● **Problem to solve**:
Where the data below has the string "caption", return the whole line.

Some records:
————
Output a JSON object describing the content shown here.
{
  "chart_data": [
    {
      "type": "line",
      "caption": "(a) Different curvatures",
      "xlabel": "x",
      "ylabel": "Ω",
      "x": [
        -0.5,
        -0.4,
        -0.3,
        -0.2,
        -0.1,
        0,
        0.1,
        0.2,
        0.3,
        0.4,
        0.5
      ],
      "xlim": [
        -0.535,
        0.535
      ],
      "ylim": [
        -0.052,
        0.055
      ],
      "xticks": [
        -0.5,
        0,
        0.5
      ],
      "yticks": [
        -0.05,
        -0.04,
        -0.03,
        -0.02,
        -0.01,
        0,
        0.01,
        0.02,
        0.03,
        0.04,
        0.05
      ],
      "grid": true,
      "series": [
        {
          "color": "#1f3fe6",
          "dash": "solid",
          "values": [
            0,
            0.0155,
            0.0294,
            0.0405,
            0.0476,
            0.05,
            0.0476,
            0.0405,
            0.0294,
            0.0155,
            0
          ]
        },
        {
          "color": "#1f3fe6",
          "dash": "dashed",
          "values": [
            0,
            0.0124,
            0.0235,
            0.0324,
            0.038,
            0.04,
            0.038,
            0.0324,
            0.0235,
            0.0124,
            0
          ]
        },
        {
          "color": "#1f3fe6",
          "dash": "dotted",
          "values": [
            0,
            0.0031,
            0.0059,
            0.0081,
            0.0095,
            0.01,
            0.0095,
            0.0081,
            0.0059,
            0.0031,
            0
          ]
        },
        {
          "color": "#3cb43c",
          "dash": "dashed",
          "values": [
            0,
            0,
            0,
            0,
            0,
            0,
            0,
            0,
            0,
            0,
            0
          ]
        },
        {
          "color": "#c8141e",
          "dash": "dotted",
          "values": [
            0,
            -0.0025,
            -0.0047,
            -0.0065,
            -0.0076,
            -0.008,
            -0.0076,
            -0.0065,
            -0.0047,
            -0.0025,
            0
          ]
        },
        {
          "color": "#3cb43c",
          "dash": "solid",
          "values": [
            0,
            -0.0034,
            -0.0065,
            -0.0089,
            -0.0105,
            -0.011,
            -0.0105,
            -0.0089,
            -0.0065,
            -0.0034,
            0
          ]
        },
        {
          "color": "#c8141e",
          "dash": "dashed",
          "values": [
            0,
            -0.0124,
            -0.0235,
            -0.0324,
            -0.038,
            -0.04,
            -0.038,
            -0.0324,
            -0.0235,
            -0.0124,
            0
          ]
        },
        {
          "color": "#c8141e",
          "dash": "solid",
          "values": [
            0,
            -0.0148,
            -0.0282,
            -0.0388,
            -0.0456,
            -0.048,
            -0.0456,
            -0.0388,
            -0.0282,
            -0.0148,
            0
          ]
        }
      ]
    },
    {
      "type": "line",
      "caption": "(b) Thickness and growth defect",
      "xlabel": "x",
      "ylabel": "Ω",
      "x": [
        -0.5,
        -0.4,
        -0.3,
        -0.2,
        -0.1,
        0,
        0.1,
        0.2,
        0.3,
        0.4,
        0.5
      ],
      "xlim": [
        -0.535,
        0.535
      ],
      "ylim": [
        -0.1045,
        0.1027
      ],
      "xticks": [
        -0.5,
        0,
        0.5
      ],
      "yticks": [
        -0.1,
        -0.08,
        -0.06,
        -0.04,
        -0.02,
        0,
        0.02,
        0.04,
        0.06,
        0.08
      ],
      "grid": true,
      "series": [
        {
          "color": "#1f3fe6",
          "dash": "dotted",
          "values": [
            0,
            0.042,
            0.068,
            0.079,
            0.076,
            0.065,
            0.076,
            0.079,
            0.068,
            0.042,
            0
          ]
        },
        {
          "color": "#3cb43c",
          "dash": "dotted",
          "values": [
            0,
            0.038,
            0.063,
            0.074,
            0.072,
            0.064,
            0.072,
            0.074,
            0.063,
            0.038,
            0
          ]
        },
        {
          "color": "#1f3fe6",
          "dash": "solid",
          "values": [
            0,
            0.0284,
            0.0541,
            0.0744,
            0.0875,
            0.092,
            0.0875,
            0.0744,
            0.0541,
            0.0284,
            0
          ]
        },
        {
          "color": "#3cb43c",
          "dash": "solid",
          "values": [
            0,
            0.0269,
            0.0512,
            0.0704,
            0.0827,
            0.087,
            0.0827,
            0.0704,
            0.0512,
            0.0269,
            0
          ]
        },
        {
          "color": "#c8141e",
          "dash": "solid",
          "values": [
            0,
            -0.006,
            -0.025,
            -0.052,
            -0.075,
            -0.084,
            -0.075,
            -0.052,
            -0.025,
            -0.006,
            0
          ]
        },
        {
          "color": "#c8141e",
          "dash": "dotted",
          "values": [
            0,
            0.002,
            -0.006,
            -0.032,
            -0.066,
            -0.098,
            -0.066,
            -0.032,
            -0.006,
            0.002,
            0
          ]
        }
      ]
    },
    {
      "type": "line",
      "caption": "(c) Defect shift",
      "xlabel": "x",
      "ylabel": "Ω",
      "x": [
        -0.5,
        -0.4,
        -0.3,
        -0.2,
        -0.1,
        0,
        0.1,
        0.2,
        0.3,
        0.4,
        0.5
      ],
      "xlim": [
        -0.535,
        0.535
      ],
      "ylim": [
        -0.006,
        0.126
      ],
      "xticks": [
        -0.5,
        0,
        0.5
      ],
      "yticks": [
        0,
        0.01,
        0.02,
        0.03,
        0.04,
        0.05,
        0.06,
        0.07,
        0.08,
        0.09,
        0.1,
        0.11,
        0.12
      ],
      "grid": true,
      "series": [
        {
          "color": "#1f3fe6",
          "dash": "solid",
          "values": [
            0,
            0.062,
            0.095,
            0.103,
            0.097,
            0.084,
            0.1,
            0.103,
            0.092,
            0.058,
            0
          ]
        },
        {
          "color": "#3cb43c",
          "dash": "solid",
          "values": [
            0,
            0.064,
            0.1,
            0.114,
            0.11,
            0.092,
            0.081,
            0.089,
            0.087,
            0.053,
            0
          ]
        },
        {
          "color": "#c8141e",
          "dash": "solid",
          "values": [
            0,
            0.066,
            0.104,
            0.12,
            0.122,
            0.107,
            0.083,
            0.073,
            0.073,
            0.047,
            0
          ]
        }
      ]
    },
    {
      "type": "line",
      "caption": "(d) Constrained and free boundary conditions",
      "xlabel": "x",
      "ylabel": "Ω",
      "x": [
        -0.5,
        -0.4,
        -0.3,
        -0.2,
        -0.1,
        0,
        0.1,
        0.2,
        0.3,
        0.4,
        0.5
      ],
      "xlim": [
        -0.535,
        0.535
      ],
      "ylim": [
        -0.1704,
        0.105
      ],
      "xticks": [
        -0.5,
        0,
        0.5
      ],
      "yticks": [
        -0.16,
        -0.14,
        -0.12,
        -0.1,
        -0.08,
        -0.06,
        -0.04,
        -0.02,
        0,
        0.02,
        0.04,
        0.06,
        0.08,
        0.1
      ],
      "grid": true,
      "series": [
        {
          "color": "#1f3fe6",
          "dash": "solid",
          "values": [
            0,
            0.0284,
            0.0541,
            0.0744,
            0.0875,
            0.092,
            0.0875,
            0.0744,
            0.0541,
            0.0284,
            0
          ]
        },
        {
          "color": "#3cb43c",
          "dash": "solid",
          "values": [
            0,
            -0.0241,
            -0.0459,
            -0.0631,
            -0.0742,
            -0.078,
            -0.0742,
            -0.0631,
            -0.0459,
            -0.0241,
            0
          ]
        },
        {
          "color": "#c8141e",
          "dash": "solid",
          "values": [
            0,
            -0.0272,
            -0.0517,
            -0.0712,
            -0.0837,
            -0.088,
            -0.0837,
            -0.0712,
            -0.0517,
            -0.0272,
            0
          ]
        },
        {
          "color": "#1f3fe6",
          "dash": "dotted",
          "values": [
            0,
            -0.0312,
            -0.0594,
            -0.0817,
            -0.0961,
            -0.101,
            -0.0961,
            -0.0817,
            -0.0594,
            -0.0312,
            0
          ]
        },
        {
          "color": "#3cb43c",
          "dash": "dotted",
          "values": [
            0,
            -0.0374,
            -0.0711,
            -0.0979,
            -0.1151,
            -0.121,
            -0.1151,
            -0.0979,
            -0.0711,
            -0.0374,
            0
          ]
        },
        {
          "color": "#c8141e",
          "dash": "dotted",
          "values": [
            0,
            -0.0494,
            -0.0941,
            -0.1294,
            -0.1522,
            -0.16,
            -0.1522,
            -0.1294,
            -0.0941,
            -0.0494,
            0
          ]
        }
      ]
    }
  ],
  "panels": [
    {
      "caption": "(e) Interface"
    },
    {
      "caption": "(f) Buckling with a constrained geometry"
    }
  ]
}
————
● **Exercise answer**:
      "caption": "(a) Different curvatures",
      "caption": "(b) Thickness and growth defect",
      "caption": "(c) Defect shift",
      "caption": "(d) Constrained and free boundary conditions",
      "caption": "(e) Interface"
      "caption": "(f) Buckling with a constrained geometry"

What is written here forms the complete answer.